> WORK TO BE COMPLETED:
Quote everything from the start of the records down to the line that contains "mic-muted-icon: ✗ bbox=[1190, 155, 1199, 167]", including that line.
>> START INFORMATION SUPPLIED
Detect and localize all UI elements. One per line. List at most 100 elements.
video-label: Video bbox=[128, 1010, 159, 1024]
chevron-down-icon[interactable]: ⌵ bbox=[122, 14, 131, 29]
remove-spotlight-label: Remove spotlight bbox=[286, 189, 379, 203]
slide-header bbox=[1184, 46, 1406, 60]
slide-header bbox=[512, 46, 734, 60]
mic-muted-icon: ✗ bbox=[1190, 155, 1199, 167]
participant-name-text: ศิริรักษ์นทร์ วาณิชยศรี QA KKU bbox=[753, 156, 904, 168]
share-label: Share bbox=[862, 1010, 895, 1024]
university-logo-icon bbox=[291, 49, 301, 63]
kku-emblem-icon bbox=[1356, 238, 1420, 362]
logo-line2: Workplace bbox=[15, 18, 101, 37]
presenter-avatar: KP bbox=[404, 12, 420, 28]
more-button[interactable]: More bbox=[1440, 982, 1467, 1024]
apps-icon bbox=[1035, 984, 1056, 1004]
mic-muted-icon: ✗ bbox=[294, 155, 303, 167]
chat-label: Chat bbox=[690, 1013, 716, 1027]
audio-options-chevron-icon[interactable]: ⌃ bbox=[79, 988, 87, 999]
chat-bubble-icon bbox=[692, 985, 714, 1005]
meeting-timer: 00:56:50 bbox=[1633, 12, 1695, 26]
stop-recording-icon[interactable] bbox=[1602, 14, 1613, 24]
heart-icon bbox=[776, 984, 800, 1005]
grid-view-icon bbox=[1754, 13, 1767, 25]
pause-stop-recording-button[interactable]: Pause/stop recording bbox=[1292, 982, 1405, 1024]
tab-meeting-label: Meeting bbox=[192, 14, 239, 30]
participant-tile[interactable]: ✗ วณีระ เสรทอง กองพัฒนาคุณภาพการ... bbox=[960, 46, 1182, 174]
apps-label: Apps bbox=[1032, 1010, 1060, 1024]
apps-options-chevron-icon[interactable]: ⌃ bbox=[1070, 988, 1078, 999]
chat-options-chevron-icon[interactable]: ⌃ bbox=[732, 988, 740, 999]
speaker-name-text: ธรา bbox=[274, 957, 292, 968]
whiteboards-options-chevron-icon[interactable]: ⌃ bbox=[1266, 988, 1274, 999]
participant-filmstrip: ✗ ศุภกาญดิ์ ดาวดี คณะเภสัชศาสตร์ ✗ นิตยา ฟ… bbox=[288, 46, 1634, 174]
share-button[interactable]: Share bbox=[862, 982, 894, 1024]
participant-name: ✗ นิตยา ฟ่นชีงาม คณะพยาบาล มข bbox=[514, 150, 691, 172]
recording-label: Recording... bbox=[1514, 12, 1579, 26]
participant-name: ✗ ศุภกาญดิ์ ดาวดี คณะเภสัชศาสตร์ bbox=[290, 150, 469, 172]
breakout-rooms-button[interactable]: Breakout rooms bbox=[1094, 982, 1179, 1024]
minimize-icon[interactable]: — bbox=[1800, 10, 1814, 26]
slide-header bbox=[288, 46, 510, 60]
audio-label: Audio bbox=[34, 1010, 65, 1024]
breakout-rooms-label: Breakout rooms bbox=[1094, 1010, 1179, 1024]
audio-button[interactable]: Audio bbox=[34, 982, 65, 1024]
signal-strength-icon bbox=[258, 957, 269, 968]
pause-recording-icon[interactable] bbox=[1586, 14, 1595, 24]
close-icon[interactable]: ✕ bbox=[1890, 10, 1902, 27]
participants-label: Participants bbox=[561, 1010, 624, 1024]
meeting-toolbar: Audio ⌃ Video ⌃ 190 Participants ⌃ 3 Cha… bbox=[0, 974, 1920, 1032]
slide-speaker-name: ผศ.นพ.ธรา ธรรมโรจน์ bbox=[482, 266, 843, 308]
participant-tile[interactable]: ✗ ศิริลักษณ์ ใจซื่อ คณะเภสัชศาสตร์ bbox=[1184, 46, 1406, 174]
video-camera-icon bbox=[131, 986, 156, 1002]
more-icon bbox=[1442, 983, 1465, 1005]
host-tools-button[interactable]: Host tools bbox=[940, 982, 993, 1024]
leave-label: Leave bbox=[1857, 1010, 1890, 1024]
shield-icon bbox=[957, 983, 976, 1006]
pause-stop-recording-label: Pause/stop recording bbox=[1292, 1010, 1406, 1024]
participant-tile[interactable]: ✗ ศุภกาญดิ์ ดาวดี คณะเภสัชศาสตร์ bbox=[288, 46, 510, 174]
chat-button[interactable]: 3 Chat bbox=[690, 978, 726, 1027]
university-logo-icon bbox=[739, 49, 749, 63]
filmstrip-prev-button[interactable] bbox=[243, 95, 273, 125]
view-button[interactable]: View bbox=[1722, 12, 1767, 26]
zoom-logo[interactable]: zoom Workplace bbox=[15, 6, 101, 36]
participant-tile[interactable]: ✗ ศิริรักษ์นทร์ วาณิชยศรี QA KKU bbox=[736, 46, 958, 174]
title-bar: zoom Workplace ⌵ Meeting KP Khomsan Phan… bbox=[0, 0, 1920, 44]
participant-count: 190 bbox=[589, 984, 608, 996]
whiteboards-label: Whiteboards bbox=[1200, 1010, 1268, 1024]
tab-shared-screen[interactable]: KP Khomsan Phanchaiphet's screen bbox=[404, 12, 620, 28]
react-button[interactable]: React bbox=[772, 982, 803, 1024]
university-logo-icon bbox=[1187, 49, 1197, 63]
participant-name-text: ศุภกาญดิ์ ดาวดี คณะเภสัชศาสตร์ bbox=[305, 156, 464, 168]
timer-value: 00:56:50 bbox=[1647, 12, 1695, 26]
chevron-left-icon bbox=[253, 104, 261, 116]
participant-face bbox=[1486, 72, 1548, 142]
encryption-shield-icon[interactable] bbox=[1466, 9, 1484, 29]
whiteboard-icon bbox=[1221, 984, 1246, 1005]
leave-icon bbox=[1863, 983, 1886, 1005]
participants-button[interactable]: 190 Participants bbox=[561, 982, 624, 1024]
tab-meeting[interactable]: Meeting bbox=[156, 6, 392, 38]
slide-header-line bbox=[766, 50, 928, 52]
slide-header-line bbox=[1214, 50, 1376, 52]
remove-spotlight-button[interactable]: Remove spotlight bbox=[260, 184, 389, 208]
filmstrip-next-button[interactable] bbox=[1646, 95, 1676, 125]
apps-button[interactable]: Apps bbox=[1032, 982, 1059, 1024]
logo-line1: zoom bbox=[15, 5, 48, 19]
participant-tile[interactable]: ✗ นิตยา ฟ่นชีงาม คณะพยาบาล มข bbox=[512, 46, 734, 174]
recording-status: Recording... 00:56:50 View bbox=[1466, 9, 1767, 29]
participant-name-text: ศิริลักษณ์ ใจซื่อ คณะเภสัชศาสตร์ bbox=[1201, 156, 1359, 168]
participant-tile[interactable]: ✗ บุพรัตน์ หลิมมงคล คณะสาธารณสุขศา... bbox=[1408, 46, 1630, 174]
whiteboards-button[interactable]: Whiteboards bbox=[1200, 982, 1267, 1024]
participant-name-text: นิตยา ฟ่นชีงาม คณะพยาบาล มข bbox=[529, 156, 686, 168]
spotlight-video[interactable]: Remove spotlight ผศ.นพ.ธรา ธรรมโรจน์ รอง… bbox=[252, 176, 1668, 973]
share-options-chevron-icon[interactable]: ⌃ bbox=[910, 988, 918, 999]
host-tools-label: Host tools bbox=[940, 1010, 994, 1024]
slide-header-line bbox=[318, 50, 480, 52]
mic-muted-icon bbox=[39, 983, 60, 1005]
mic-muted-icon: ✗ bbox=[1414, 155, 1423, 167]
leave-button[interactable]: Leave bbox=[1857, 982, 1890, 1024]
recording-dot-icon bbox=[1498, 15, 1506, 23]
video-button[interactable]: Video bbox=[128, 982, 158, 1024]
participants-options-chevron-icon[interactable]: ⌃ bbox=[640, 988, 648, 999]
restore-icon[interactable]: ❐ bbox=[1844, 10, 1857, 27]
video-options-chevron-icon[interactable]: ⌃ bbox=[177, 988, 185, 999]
>> END INFORMATION SUPPLIED
> SOLUTION FOR THIS PROBLEM:
Detect and localize all UI elements. One per line. List at most 100 elements.
video-label: Video bbox=[128, 1010, 159, 1024]
chevron-down-icon[interactable]: ⌵ bbox=[122, 14, 131, 29]
remove-spotlight-label: Remove spotlight bbox=[286, 189, 379, 203]
slide-header bbox=[1184, 46, 1406, 60]
slide-header bbox=[512, 46, 734, 60]
mic-muted-icon: ✗ bbox=[1190, 155, 1199, 167]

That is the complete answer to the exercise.